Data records

═══

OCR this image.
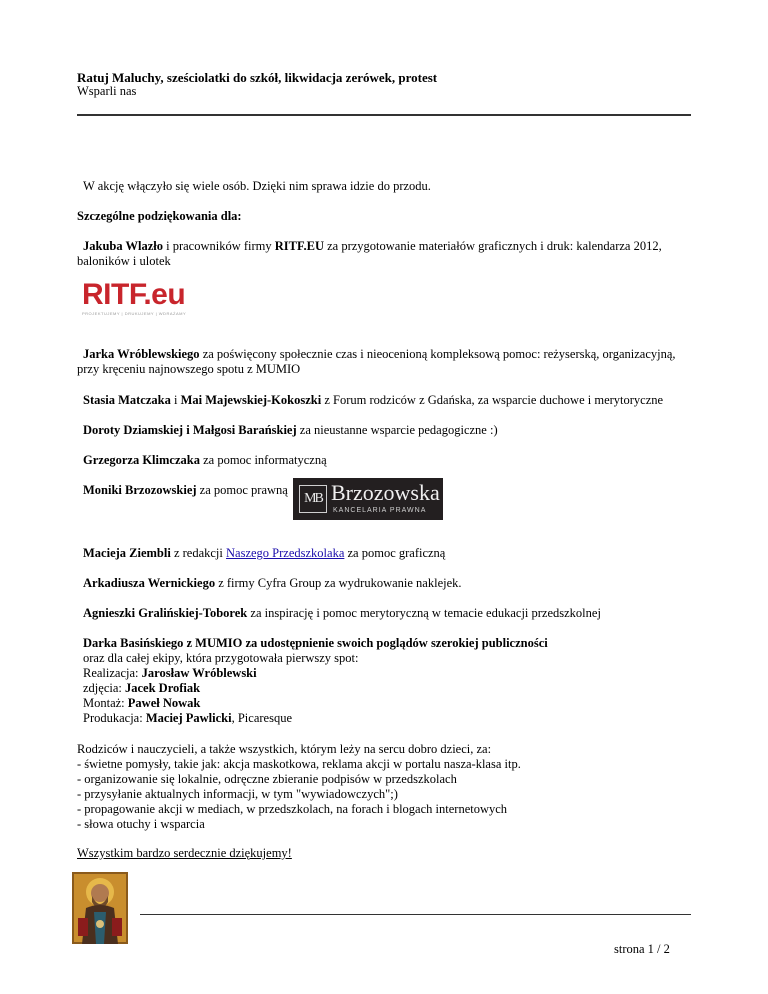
Ratuj Maluchy, sześciolatki do szkół, likwidacja zerówek, protest
Wsparli nas
W akcję włączyło się wiele osób. Dzięki nim sprawa idzie do przodu.
Szczególne podziękowania dla:
Jakuba Wlazło i pracowników firmy RITF.EU za przygotowanie materiałów graficznych i druk: kalendarza 2012, baloników i ulotek
RITF.eu
PROJEKTUJEMY | DRUKUJEMY | WDRAŻAMY
Jarka Wróblewskiego za poświęcony społecznie czas i nieocenioną kompleksową pomoc: reżyserską, organizacyjną, przy kręceniu najnowszego spotu z MUMIO
Stasia Matczaka i Mai Majewskiej-Kokoszki z Forum rodziców z Gdańska, za wsparcie duchowe i merytoryczne
Doroty Dziamskiej i Małgosi Barańskiej za nieustanne wsparcie pedagogiczne :)
Grzegorza Klimczaka za pomoc informatyczną
Moniki Brzozowskiej za pomoc prawną
MB Brzozowska
KANCELARIA PRAWNA
Macieja Ziembli z redakcji Naszego Przedszkolaka za pomoc graficzną
Arkadiusza Wernickiego z firmy Cyfra Group za wydrukowanie naklejek.
Agnieszki Gralińskiej-Toborek za inspirację i pomoc merytoryczną w temacie edukacji przedszkolnej
Darka Basińskiego z MUMIO za udostępnienie swoich poglądów szerokiej publiczności
oraz dla całej ekipy, która przygotowała pierwszy spot:
Realizacja: Jarosław Wróblewski
zdjęcia: Jacek Drofiak
Montaż: Paweł Nowak
Produkacja: Maciej Pawlicki, Picaresque
Rodziców i nauczycieli, a także wszystkich, którym leży na sercu dobro dzieci, za:
- świetne pomysły, takie jak: akcja maskotkowa, reklama akcji w portalu nasza-klasa itp.
- organizowanie się lokalnie, odręczne zbieranie podpisów w przedszkolach
- przysyłanie aktualnych informacji, w tym "wywiadowczych";)
- propagowanie akcji w mediach, w przedszkolach, na forach i blogach internetowych
- słowa otuchy i wsparcia
Wszystkim bardzo serdecznie dziękujemy!
strona 1 / 2
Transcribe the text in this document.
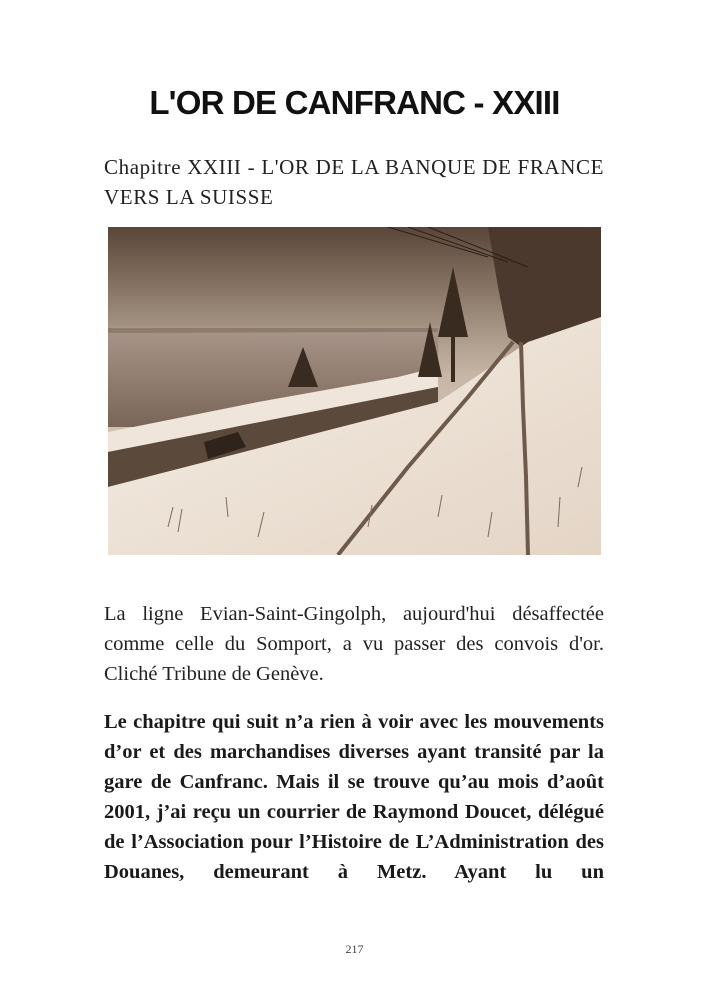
L'OR DE CANFRANC - XXIII
Chapitre XXIII - L'OR DE LA BANQUE DE FRANCE VERS LA SUISSE
La ligne Evian-Saint-Gingolph, aujourd'hui désaffectée comme celle du Somport, a vu passer des convois d'or. Cliché Tribune de Genève.
Le chapitre qui suit n’a rien à voir avec les mouvements d’or et des marchandises diverses ayant transité par la gare de Canfranc. Mais il se trouve qu’au mois d’août 2001, j’ai reçu un courrier de Raymond Doucet, délégué de l’Association pour l’Histoire de L’Administration des Douanes, demeurant à Metz. Ayant lu un
217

═══

Aim of the task: Repeat the data exactly, dropping every picture it holds.

Solution below:
OCR this image.
Ratuj Maluchy, sześciolatki do szkół, likwidacja zerówek, protest
Wsparli nas
W akcję włączyło się wiele osób. Dzięki nim sprawa idzie do przodu.
Szczególne podziękowania dla:
Jakuba Wlazło i pracowników firmy RITF.EU za przygotowanie materiałów graficznych i druk: kalendarza 2012, baloników i ulotek
RITF.eu
PROJEKTUJEMY | DRUKUJEMY | WDRAŻAMY
Jarka Wróblewskiego za poświęcony społecznie czas i nieocenioną kompleksową pomoc: reżyserską, organizacyjną, przy kręceniu najnowszego spotu z MUMIO
Stasia Matczaka i Mai Majewskiej-Kokoszki z Forum rodziców z Gdańska, za wsparcie duchowe i merytoryczne
Doroty Dziamskiej i Małgosi Barańskiej za nieustanne wsparcie pedagogiczne :)
Grzegorza Klimczaka za pomoc informatyczną
Moniki Brzozowskiej za pomoc prawną
MB Brzozowska
KANCELARIA PRAWNA
Macieja Ziembli z redakcji Naszego Przedszkolaka za pomoc graficzną
Arkadiusza Wernickiego z firmy Cyfra Group za wydrukowanie naklejek.
Agnieszki Gralińskiej-Toborek za inspirację i pomoc merytoryczną w temacie edukacji przedszkolnej
Darka Basińskiego z MUMIO za udostępnienie swoich poglądów szerokiej publiczności
oraz dla całej ekipy, która przygotowała pierwszy spot:
Realizacja: Jarosław Wróblewski
zdjęcia: Jacek Drofiak
Montaż: Paweł Nowak
Produkacja: Maciej Pawlicki, Picaresque
Rodziców i nauczycieli, a także wszystkich, którym leży na sercu dobro dzieci, za:
- świetne pomysły, takie jak: akcja maskotkowa, reklama akcji w portalu nasza-klasa itp.
- organizowanie się lokalnie, odręczne zbieranie podpisów w przedszkolach
- przysyłanie aktualnych informacji, w tym "wywiadowczych";)
- propagowanie akcji w mediach, w przedszkolach, na forach i blogach internetowych
- słowa otuchy i wsparcia
Wszystkim bardzo serdecznie dziękujemy!
strona 1 / 2
Transcribe the text in this document.
L'OR DE CANFRANC - XXIII
Chapitre XXIII - L'OR DE LA BANQUE DE FRANCE VERS LA SUISSE
La ligne Evian-Saint-Gingolph, aujourd'hui désaffectée comme celle du Somport, a vu passer des convois d'or. Cliché Tribune de Genève.
Le chapitre qui suit n’a rien à voir avec les mouvements d’or et des marchandises diverses ayant transité par la gare de Canfranc. Mais il se trouve qu’au mois d’août 2001, j’ai reçu un courrier de Raymond Doucet, délégué de l’Association pour l’Histoire de L’Administration des Douanes, demeurant à Metz. Ayant lu un
217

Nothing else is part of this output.